→ **EXERCISE BRIEF**:
Copy out each line featuring the string "xlabel" from the entries beneath.

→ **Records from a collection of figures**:
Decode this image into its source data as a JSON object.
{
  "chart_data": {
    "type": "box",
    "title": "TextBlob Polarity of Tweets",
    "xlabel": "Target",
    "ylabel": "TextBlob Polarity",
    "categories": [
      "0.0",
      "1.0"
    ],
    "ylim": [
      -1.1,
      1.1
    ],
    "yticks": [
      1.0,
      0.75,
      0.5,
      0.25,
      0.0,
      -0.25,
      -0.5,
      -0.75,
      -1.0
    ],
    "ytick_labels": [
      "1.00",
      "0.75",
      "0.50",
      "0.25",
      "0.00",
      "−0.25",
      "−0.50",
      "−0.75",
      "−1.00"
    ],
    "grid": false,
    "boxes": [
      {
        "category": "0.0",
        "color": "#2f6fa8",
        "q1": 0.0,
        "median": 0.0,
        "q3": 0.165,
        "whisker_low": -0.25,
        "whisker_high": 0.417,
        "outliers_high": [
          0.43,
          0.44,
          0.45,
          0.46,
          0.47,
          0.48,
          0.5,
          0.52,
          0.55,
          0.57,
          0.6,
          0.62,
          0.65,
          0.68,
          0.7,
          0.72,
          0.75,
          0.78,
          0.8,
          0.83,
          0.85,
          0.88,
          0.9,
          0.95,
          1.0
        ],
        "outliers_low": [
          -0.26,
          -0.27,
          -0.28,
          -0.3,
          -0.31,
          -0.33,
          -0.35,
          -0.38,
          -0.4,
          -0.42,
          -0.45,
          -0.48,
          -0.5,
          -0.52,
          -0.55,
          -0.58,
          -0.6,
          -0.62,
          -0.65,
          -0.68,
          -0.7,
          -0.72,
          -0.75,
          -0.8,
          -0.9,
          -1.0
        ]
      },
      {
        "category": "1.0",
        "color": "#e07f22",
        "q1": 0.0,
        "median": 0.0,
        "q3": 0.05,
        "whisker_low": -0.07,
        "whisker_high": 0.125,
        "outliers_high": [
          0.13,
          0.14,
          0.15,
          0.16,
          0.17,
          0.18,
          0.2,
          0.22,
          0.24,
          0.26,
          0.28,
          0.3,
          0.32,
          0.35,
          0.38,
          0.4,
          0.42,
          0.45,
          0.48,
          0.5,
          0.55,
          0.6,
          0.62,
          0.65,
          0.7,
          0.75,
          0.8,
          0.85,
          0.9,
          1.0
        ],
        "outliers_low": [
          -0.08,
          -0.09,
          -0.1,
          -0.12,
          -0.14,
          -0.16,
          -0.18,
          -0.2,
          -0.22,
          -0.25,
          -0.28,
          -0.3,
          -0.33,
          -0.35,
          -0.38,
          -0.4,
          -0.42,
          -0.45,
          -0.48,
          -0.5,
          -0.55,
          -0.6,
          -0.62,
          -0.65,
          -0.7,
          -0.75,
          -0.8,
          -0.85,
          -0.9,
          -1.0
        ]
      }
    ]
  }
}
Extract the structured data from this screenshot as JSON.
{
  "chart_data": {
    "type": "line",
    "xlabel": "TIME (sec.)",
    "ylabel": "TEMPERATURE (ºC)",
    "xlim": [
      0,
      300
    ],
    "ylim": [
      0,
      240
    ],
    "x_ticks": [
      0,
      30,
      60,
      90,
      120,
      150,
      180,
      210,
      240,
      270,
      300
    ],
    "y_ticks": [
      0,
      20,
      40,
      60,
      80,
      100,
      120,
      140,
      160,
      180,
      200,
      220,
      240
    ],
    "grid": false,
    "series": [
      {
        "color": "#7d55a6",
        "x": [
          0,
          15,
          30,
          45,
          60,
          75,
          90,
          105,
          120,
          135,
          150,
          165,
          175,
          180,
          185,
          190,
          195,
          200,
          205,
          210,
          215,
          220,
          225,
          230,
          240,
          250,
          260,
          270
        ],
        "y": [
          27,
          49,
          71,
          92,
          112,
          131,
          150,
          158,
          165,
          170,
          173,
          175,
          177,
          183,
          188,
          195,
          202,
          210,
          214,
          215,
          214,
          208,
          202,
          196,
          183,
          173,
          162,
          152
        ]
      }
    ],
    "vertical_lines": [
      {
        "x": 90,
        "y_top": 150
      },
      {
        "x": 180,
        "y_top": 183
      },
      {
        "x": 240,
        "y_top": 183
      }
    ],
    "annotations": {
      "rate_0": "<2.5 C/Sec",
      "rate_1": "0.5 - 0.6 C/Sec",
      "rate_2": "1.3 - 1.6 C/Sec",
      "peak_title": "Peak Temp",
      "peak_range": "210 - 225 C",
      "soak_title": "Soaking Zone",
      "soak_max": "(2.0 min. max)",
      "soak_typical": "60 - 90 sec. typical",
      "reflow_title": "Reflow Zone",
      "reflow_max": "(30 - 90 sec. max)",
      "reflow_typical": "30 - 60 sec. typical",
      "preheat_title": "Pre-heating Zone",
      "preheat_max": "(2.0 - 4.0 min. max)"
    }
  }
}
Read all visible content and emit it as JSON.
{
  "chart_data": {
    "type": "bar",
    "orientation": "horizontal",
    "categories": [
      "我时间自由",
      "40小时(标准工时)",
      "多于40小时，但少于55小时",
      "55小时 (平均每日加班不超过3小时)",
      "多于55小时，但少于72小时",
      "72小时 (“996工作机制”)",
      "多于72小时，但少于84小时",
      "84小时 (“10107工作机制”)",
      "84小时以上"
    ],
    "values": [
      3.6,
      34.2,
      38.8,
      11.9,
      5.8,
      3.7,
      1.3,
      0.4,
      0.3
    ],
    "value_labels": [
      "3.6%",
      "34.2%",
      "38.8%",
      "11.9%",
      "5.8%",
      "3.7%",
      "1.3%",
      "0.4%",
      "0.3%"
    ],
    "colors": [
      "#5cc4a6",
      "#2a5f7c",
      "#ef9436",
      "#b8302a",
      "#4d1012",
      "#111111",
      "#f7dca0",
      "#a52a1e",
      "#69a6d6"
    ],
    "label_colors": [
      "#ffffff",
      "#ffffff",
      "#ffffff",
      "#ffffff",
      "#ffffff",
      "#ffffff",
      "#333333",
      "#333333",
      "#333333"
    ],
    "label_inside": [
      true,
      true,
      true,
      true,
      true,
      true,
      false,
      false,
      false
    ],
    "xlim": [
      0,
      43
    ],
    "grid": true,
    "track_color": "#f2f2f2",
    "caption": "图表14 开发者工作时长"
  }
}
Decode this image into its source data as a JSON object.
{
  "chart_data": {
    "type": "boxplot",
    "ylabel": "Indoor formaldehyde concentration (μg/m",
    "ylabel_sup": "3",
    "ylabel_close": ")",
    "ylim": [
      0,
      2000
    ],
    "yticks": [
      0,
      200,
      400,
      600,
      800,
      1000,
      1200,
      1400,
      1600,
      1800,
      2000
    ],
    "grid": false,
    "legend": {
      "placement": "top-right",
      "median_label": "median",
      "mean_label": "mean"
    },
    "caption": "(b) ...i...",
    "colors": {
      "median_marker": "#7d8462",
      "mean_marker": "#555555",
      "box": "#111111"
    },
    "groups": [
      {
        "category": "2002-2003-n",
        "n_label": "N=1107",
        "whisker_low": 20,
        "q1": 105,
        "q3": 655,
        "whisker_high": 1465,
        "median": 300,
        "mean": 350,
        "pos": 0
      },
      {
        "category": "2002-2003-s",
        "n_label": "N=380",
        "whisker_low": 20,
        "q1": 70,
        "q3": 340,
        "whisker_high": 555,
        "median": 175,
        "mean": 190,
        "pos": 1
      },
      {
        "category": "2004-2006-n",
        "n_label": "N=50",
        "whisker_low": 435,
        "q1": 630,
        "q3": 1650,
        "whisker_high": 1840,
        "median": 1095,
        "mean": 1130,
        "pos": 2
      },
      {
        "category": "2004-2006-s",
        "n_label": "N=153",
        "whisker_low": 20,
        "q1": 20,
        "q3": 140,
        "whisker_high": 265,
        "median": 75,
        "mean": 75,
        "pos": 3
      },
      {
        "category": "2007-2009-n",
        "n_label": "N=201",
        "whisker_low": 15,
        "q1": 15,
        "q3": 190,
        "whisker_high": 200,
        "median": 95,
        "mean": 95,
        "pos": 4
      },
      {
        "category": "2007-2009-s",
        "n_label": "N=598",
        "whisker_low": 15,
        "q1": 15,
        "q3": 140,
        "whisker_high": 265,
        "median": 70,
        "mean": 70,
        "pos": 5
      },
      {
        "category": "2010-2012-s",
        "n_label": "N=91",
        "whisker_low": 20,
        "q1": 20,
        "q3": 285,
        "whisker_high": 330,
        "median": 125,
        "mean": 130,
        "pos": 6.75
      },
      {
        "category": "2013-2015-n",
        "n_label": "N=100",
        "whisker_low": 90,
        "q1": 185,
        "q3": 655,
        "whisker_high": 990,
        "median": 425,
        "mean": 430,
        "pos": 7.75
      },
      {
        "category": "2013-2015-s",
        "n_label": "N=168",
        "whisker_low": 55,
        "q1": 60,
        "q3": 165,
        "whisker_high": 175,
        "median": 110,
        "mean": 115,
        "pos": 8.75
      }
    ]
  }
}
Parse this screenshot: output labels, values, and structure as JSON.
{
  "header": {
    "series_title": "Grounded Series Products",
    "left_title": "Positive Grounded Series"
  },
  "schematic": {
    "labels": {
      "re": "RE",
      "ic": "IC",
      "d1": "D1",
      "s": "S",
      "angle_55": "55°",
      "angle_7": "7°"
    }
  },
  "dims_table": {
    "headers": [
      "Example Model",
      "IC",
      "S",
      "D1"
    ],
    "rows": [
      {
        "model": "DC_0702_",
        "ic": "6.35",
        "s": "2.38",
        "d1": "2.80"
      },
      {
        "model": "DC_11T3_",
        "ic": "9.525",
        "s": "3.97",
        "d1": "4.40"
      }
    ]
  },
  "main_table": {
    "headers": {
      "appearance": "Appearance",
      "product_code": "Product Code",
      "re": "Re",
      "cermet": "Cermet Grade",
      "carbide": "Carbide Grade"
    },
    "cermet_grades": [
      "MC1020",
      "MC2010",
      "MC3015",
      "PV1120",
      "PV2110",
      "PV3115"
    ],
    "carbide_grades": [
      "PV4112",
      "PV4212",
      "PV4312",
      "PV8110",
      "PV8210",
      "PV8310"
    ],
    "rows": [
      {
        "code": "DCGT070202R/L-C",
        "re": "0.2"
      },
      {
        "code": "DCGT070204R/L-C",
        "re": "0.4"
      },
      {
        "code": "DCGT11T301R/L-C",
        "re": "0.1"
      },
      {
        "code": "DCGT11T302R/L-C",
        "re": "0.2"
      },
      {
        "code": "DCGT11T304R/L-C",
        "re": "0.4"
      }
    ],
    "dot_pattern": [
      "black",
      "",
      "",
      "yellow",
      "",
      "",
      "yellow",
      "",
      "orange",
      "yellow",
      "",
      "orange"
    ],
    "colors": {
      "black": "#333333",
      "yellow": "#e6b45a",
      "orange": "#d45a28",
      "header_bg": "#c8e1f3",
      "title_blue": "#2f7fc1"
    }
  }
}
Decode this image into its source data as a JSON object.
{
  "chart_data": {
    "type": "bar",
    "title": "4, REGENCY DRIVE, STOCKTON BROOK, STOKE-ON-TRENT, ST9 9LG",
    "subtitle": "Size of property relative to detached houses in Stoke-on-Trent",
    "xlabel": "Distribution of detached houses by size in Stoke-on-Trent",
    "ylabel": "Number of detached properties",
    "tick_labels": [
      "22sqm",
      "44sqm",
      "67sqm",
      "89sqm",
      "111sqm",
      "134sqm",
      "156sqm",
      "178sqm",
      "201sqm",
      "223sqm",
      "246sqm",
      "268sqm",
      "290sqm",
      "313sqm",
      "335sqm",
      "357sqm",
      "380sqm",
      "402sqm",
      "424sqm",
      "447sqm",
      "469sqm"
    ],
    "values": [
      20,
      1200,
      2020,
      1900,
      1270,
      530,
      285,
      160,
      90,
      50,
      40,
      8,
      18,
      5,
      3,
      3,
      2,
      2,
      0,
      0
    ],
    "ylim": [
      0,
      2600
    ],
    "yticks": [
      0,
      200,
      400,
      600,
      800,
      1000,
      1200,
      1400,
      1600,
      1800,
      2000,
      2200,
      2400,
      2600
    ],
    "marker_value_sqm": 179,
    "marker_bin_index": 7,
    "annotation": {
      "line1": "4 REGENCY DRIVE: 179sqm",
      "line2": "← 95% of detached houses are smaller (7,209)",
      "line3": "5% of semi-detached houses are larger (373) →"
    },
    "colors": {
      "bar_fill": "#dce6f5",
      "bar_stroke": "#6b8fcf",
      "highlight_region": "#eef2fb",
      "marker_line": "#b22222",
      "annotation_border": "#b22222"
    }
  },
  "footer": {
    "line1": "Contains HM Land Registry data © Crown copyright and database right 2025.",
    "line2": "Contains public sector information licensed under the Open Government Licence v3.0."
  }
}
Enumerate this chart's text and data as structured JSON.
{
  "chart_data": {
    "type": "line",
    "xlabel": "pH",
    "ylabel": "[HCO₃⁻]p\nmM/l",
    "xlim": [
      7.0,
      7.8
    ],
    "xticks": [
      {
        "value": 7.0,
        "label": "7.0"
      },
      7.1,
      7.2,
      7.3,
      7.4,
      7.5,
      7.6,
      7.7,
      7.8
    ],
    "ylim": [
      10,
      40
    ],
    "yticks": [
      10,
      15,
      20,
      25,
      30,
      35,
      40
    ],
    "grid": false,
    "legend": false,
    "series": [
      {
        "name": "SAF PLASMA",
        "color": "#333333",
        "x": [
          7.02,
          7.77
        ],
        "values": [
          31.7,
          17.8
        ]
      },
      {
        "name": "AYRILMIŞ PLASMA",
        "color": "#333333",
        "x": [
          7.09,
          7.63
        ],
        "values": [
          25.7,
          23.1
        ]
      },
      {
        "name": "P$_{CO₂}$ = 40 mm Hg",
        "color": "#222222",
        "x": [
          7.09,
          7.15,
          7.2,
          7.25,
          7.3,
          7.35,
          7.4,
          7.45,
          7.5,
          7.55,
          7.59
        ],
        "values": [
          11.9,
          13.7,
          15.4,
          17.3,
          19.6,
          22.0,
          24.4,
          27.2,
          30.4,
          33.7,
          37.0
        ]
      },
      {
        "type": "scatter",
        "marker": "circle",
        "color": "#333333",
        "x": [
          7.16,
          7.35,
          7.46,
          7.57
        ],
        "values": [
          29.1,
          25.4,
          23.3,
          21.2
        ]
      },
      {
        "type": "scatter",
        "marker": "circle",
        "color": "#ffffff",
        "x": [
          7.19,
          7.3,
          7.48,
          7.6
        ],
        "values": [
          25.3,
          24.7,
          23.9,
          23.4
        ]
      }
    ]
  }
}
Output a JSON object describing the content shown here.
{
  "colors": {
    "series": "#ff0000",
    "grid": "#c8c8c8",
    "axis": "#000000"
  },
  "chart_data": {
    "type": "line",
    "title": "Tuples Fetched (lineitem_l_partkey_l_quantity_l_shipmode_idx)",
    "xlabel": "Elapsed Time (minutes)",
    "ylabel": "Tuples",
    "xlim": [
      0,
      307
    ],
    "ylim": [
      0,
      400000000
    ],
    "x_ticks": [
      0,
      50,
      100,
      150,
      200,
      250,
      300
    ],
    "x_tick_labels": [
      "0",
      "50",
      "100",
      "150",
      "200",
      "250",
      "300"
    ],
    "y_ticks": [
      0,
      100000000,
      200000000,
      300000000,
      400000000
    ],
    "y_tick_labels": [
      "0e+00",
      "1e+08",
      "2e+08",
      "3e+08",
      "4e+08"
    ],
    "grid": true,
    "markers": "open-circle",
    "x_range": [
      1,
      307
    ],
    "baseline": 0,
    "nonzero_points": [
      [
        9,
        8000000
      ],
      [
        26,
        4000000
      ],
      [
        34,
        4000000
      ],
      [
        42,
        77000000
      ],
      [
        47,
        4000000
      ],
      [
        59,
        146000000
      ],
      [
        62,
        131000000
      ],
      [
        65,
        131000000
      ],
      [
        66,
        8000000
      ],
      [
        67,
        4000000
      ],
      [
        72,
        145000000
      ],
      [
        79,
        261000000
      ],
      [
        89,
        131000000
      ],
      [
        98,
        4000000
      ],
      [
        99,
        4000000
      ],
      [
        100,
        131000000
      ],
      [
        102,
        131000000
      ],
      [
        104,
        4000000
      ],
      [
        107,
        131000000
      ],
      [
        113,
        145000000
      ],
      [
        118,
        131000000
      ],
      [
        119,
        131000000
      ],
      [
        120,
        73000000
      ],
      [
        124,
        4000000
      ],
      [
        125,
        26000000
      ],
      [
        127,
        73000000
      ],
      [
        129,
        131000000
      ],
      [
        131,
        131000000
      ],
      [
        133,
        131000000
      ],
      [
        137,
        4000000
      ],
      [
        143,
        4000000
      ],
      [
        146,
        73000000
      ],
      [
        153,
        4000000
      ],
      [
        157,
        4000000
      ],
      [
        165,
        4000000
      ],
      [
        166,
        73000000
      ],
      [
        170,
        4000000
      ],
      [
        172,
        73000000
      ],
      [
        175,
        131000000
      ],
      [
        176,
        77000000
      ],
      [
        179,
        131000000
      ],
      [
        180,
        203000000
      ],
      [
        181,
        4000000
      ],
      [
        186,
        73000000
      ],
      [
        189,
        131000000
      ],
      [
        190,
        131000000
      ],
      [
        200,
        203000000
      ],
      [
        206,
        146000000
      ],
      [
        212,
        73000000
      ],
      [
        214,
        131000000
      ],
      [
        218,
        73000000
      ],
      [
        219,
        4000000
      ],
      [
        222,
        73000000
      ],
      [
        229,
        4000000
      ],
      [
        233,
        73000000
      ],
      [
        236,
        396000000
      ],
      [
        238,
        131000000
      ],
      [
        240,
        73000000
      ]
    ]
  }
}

→ **WRITTEN SOLUTION**:
    "xlabel": "Target",
    "xlabel": "TIME (sec.)",
    "xlabel": "Distribution of detached houses by size in Stoke-on-Trent",
    "xlabel": "pH",
    "xlabel": "Elapsed Time (minutes)",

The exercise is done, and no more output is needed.